▶ **WHAT YOU HAVE TO DO**
Every entry should be repeated exactly. Omit the pictures.

Figure contents as structured data
+ + + + + + +
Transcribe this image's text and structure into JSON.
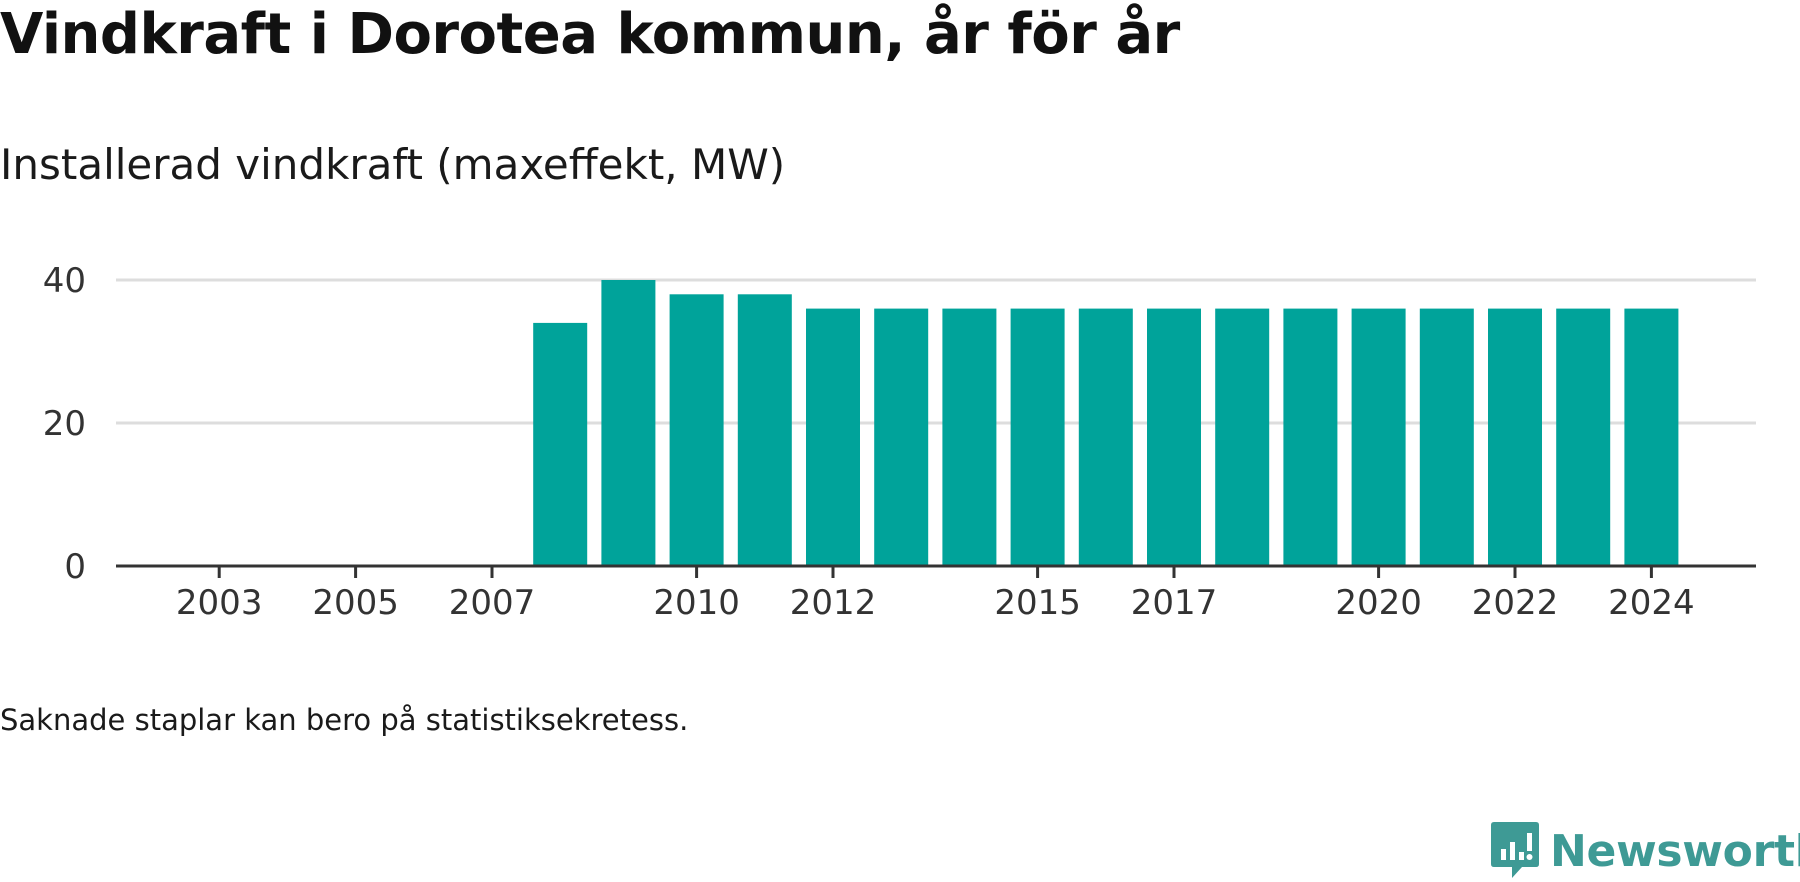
{
  "title": "Vindkraft i Dorotea kommun, år för år",
  "subtitle": "Installerad vindkraft (maxeffekt, MW)",
  "note": "Saknade staplar kan bero på statistiksekretess.",
  "brand": {
    "name": "Newsworthy",
    "icon": "newsworthy-logo-icon",
    "color": "#3e9a95"
  },
  "chart_data": {
    "type": "bar",
    "categories": [
      "2002",
      "2003",
      "2004",
      "2005",
      "2006",
      "2007",
      "2008",
      "2009",
      "2010",
      "2011",
      "2012",
      "2013",
      "2014",
      "2015",
      "2016",
      "2017",
      "2018",
      "2019",
      "2020",
      "2021",
      "2022",
      "2023",
      "2024"
    ],
    "values": [
      0,
      0,
      0,
      0,
      0,
      0,
      34,
      40,
      38,
      38,
      36,
      36,
      36,
      36,
      36,
      36,
      36,
      36,
      36,
      36,
      36,
      36,
      36
    ],
    "tick_labels": [
      "2003",
      "2005",
      "2007",
      "2010",
      "2012",
      "2015",
      "2017",
      "2020",
      "2022",
      "2024"
    ],
    "y_ticks": [
      0,
      20,
      40
    ],
    "ylim": [
      0,
      40
    ],
    "xlabel": "",
    "ylabel": "",
    "bar_color": "#00a39a",
    "grid": true
  }
}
+ + + + + + +
▶ **WORKED ANSWER**
Transcribe this image's text and structure into JSON.
{
  "title": "Vindkraft i Dorotea kommun, år för år",
  "subtitle": "Installerad vindkraft (maxeffekt, MW)",
  "note": "Saknade staplar kan bero på statistiksekretess.",
  "brand": {
    "name": "Newsworthy",
    "icon": "newsworthy-logo-icon",
    "color": "#3e9a95"
  },
  "chart_data": {
    "type": "bar",
    "categories": [
      "2002",
      "2003",
      "2004",
      "2005",
      "2006",
      "2007",
      "2008",
      "2009",
      "2010",
      "2011",
      "2012",
      "2013",
      "2014",
      "2015",
      "2016",
      "2017",
      "2018",
      "2019",
      "2020",
      "2021",
      "2022",
      "2023",
      "2024"
    ],
    "values": [
      0,
      0,
      0,
      0,
      0,
      0,
      34,
      40,
      38,
      38,
      36,
      36,
      36,
      36,
      36,
      36,
      36,
      36,
      36,
      36,
      36,
      36,
      36
    ],
    "tick_labels": [
      "2003",
      "2005",
      "2007",
      "2010",
      "2012",
      "2015",
      "2017",
      "2020",
      "2022",
      "2024"
    ],
    "y_ticks": [
      0,
      20,
      40
    ],
    "ylim": [
      0,
      40
    ],
    "xlabel": "",
    "ylabel": "",
    "bar_color": "#00a39a",
    "grid": true
  }
}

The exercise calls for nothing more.